### WORK INSTRUCTIONS
Every line of the material is to be quoted verbatim, minus the pictures.

----

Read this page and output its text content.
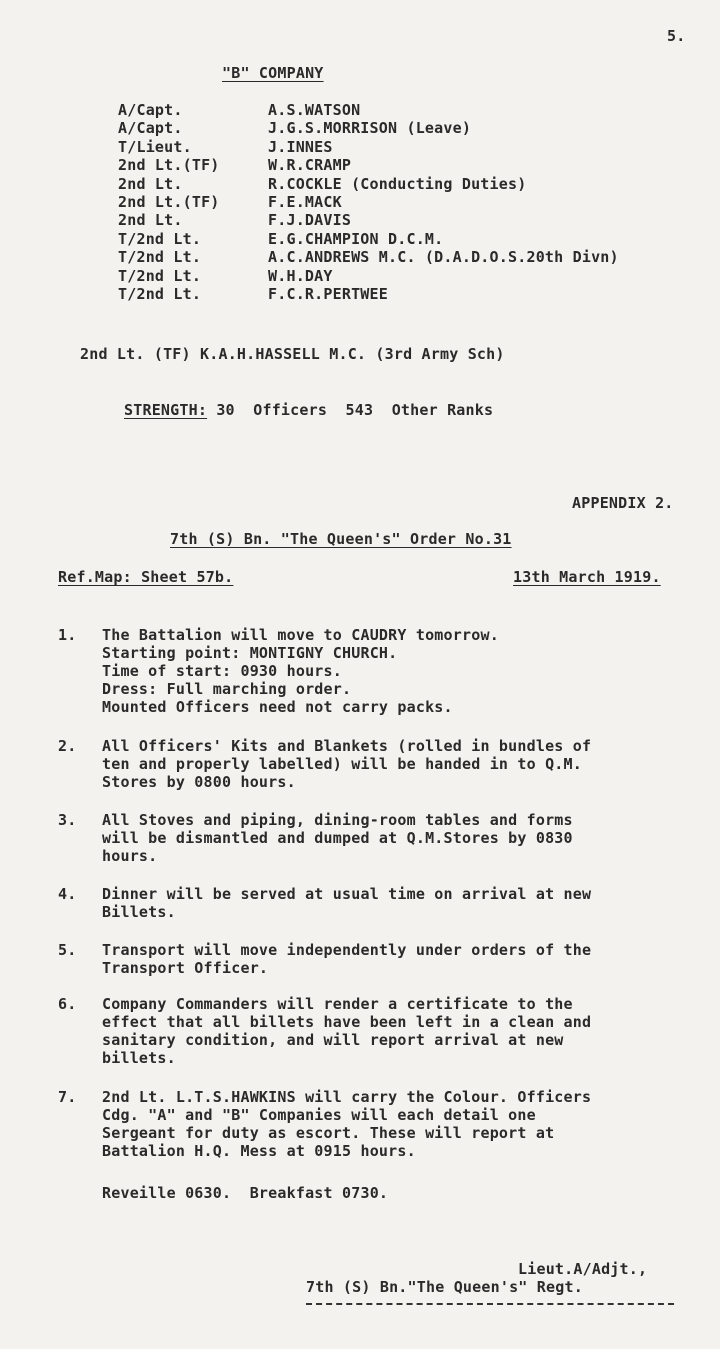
5.
"B" COMPANY
A/Capt.	A.S.WATSON
A/Capt.	J.G.S.MORRISON (Leave)
T/Lieut.	J.INNES
2nd Lt.(TF)	W.R.CRAMP
2nd Lt.	R.COCKLE (Conducting Duties)
2nd Lt.(TF)	F.E.MACK
2nd Lt.	F.J.DAVIS
T/2nd Lt.	E.G.CHAMPION D.C.M.
T/2nd Lt.	A.C.ANDREWS M.C. (D.A.D.O.S.20th Divn)
T/2nd Lt.	W.H.DAY
T/2nd Lt.	F.C.R.PERTWEE
2nd Lt. (TF) K.A.H.HASSELL M.C. (3rd Army Sch)
STRENGTH: 30  Officers  543  Other Ranks
APPENDIX 2.
7th (S) Bn. "The Queen's" Order No.31
Ref.Map: Sheet 57b.	13th March 1919.
1.	The Battalion will move to CAUDRY tomorrow.
Starting point: MONTIGNY CHURCH.
Time of start: 0930 hours.
Dress: Full marching order.
Mounted Officers need not carry packs.
2.	All Officers' Kits and Blankets (rolled in bundles of
ten and properly labelled) will be handed in to Q.M.
Stores by 0800 hours.
3.	All Stoves and piping, dining-room tables and forms
will be dismantled and dumped at Q.M.Stores by 0830
hours.
4.	Dinner will be served at usual time on arrival at new
Billets.
5.	Transport will move independently under orders of the
Transport Officer.
6.	Company Commanders will render a certificate to the
effect that all billets have been left in a clean and
sanitary condition, and will report arrival at new
billets.
7.	2nd Lt. L.T.S.HAWKINS will carry the Colour. Officers
Cdg. "A" and "B" Companies will each detail one
Sergeant for duty as escort. These will report at
Battalion H.Q. Mess at 0915 hours.
Reveille 0630.  Breakfast 0730.
Lieut.A/Adjt.,
7th (S) Bn."The Queen's" Regt.
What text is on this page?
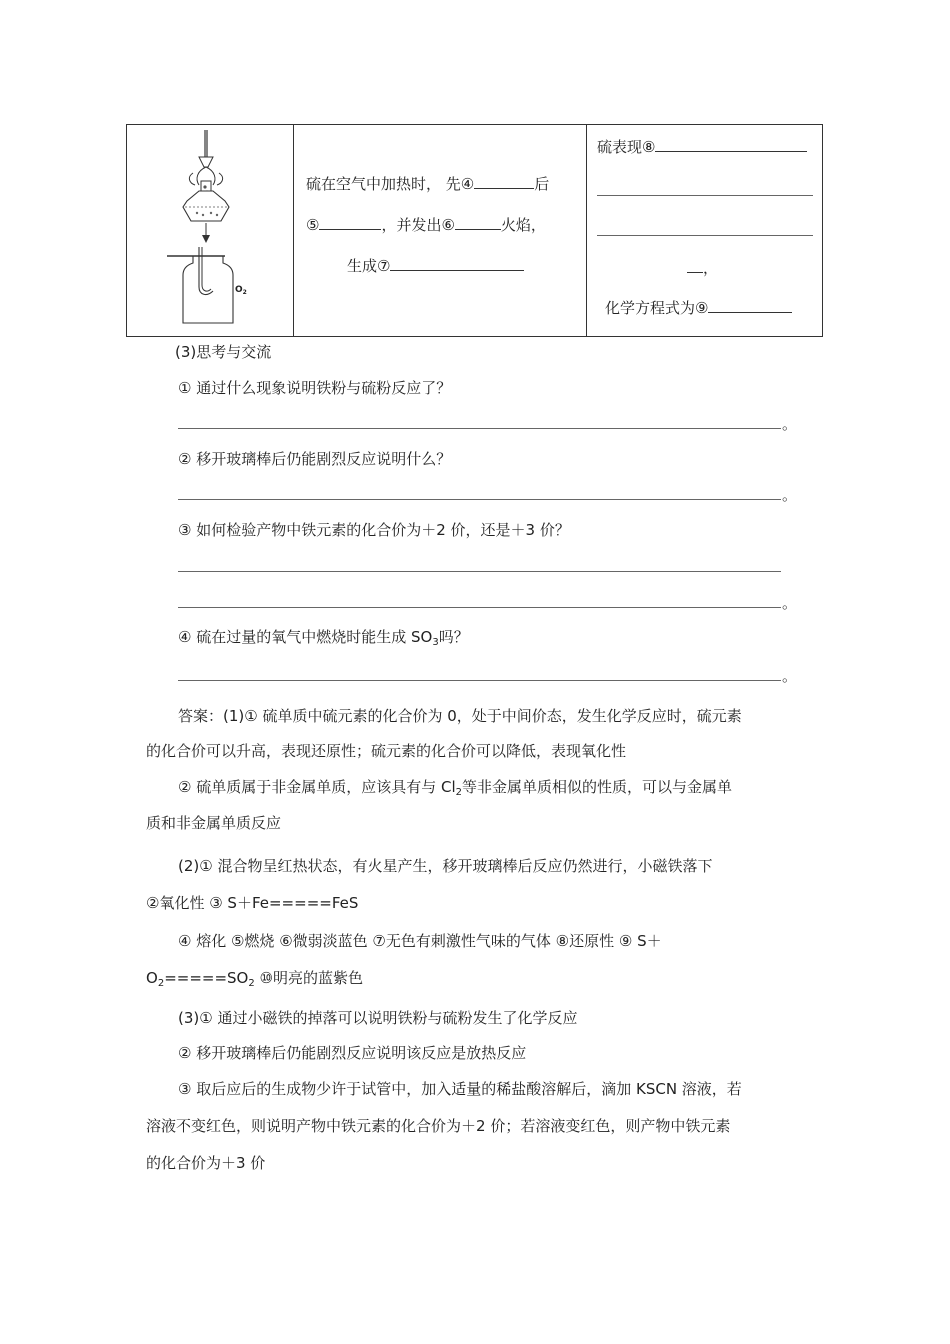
$O_2$

硫在空气中加热时， 先④	后
⑤	，并发出⑥	火焰，
生成⑦

硫表现⑧
，
化学方程式为⑨
(3)思考与交流
① 通过什么现象说明铁粉与硫粉反应了？
。
② 移开玻璃棒后仍能剧烈反应说明什么？
。
③ 如何检验产物中铁元素的化合价为＋2 价，还是＋3 价？
。
④ 硫在过量的氧气中燃烧时能生成 $SO_3$吗？
。
答案：(1)① 硫单质中硫元素的化合价为 0，处于中间价态，发生化学反应时，硫元素
的化合价可以升高，表现还原性；硫元素的化合价可以降低，表现氧化性
② 硫单质属于非金属单质，应该具有与 $Cl_2$等非金属单质相似的性质，可以与金属单
质和非金属单质反应
(2)① 混合物呈红热状态，有火星产生，移开玻璃棒后反应仍然进行，小磁铁落下
②氧化性 ③ S＋Fe=====FeS
④ 熔化 ⑤燃烧 ⑥微弱淡蓝色 ⑦无色有刺激性气味的气体 ⑧还原性 ⑨ S＋
$O_2=====SO_2$ ⑩明亮的蓝紫色
(3)① 通过小磁铁的掉落可以说明铁粉与硫粉发生了化学反应
② 移开玻璃棒后仍能剧烈反应说明该反应是放热反应
③ 取后应后的生成物少许于试管中，加入适量的稀盐酸溶解后，滴加 KSCN 溶液，若
溶液不变红色，则说明产物中铁元素的化合价为＋2 价；若溶液变红色，则产物中铁元素
的化合价为＋3 价
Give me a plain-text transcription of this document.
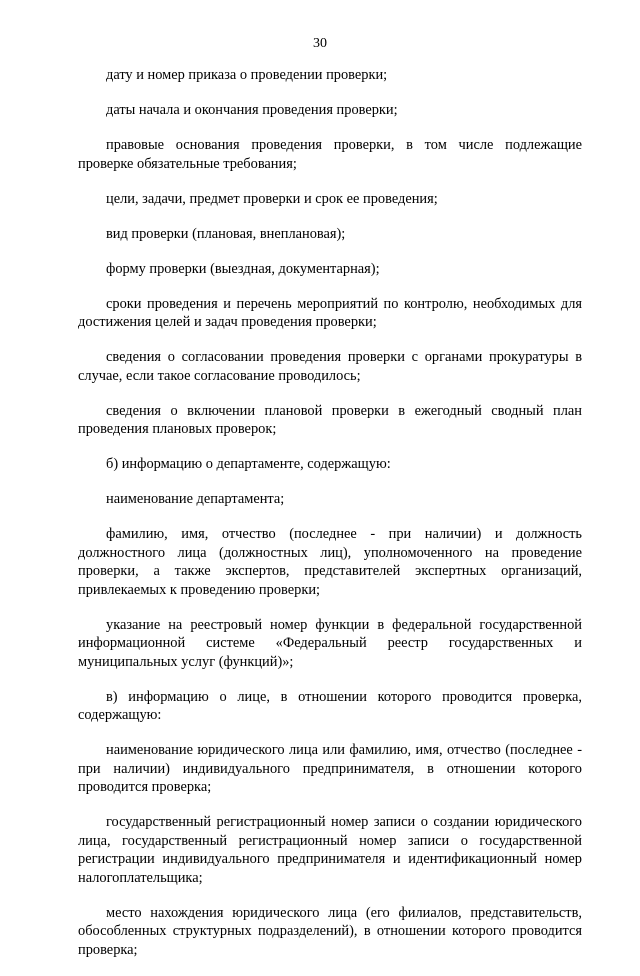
30

дату и номер приказа о проведении проверки;

даты начала и окончания проведения проверки;

правовые основания проведения проверки, в том числе подлежащие проверке обязательные требования;

цели, задачи, предмет проверки и срок ее проведения;

вид проверки (плановая, внеплановая);

форму проверки (выездная, документарная);

сроки проведения и перечень мероприятий по контролю, необходимых для достижения целей и задач проведения проверки;

сведения о согласовании проведения проверки с органами прокуратуры в случае, если такое согласование проводилось;

сведения о включении плановой проверки в ежегодный сводный план проведения плановых проверок;

б) информацию о департаменте, содержащую:

наименование департамента;

фамилию, имя, отчество (последнее - при наличии) и должность должностного лица (должностных лиц), уполномоченного на проведение проверки, а также экспертов, представителей экспертных организаций, привлекаемых к проведению проверки;

указание на реестровый номер функции в федеральной государственной информационной системе «Федеральный реестр государственных и муниципальных услуг (функций)»;

в) информацию о лице, в отношении которого проводится проверка, содержащую:

наименование юридического лица или фамилию, имя, отчество (последнее - при наличии) индивидуального предпринимателя, в отношении которого проводится проверка;

государственный регистрационный номер записи о создании юридического лица, государственный регистрационный номер записи о государственной регистрации индивидуального предпринимателя и идентификационный номер налогоплательщика;

место нахождения юридического лица (его филиалов, представительств, обособленных структурных подразделений), в отношении которого проводится проверка;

----

### ANSWER FOR THIS EXERCISE
Read this page and output its text content.
5.
"B" COMPANY
A/Capt.	A.S.WATSON
A/Capt.	J.G.S.MORRISON (Leave)
T/Lieut.	J.INNES
2nd Lt.(TF)	W.R.CRAMP
2nd Lt.	R.COCKLE (Conducting Duties)
2nd Lt.(TF)	F.E.MACK
2nd Lt.	F.J.DAVIS
T/2nd Lt.	E.G.CHAMPION D.C.M.
T/2nd Lt.	A.C.ANDREWS M.C. (D.A.D.O.S.20th Divn)
T/2nd Lt.	W.H.DAY
T/2nd Lt.	F.C.R.PERTWEE
2nd Lt. (TF) K.A.H.HASSELL M.C. (3rd Army Sch)
STRENGTH: 30  Officers  543  Other Ranks
APPENDIX 2.
7th (S) Bn. "The Queen's" Order No.31
Ref.Map: Sheet 57b.	13th March 1919.
1.	The Battalion will move to CAUDRY tomorrow.
Starting point: MONTIGNY CHURCH.
Time of start: 0930 hours.
Dress: Full marching order.
Mounted Officers need not carry packs.
2.	All Officers' Kits and Blankets (rolled in bundles of
ten and properly labelled) will be handed in to Q.M.
Stores by 0800 hours.
3.	All Stoves and piping, dining-room tables and forms
will be dismantled and dumped at Q.M.Stores by 0830
hours.
4.	Dinner will be served at usual time on arrival at new
Billets.
5.	Transport will move independently under orders of the
Transport Officer.
6.	Company Commanders will render a certificate to the
effect that all billets have been left in a clean and
sanitary condition, and will report arrival at new
billets.
7.	2nd Lt. L.T.S.HAWKINS will carry the Colour. Officers
Cdg. "A" and "B" Companies will each detail one
Sergeant for duty as escort. These will report at
Battalion H.Q. Mess at 0915 hours.
Reveille 0630.  Breakfast 0730.
Lieut.A/Adjt.,
7th (S) Bn."The Queen's" Regt.
What text is on this page?
$O_2$

硫在空气中加热时， 先④	后
⑤	，并发出⑥	火焰，
生成⑦

硫表现⑧
，
化学方程式为⑨
(3)思考与交流
① 通过什么现象说明铁粉与硫粉反应了？
。
② 移开玻璃棒后仍能剧烈反应说明什么？
。
③ 如何检验产物中铁元素的化合价为＋2 价，还是＋3 价？
。
④ 硫在过量的氧气中燃烧时能生成 $SO_3$吗？
。
答案：(1)① 硫单质中硫元素的化合价为 0，处于中间价态，发生化学反应时，硫元素
的化合价可以升高，表现还原性；硫元素的化合价可以降低，表现氧化性
② 硫单质属于非金属单质，应该具有与 $Cl_2$等非金属单质相似的性质，可以与金属单
质和非金属单质反应
(2)① 混合物呈红热状态，有火星产生，移开玻璃棒后反应仍然进行，小磁铁落下
②氧化性 ③ S＋Fe=====FeS
④ 熔化 ⑤燃烧 ⑥微弱淡蓝色 ⑦无色有刺激性气味的气体 ⑧还原性 ⑨ S＋
$O_2=====SO_2$ ⑩明亮的蓝紫色
(3)① 通过小磁铁的掉落可以说明铁粉与硫粉发生了化学反应
② 移开玻璃棒后仍能剧烈反应说明该反应是放热反应
③ 取后应后的生成物少许于试管中，加入适量的稀盐酸溶解后，滴加 KSCN 溶液，若
溶液不变红色，则说明产物中铁元素的化合价为＋2 价；若溶液变红色，则产物中铁元素
的化合价为＋3 价
Give me a plain-text transcription of this document.
30

дату и номер приказа о проведении проверки;

даты начала и окончания проведения проверки;

правовые основания проведения проверки, в том числе подлежащие проверке обязательные требования;

цели, задачи, предмет проверки и срок ее проведения;

вид проверки (плановая, внеплановая);

форму проверки (выездная, документарная);

сроки проведения и перечень мероприятий по контролю, необходимых для достижения целей и задач проведения проверки;

сведения о согласовании проведения проверки с органами прокуратуры в случае, если такое согласование проводилось;

сведения о включении плановой проверки в ежегодный сводный план проведения плановых проверок;

б) информацию о департаменте, содержащую:

наименование департамента;

фамилию, имя, отчество (последнее - при наличии) и должность должностного лица (должностных лиц), уполномоченного на проведение проверки, а также экспертов, представителей экспертных организаций, привлекаемых к проведению проверки;

указание на реестровый номер функции в федеральной государственной информационной системе «Федеральный реестр государственных и муниципальных услуг (функций)»;

в) информацию о лице, в отношении которого проводится проверка, содержащую:

наименование юридического лица или фамилию, имя, отчество (последнее - при наличии) индивидуального предпринимателя, в отношении которого проводится проверка;

государственный регистрационный номер записи о создании юридического лица, государственный регистрационный номер записи о государственной регистрации индивидуального предпринимателя и идентификационный номер налогоплательщика;

место нахождения юридического лица (его филиалов, представительств, обособленных структурных подразделений), в отношении которого проводится проверка;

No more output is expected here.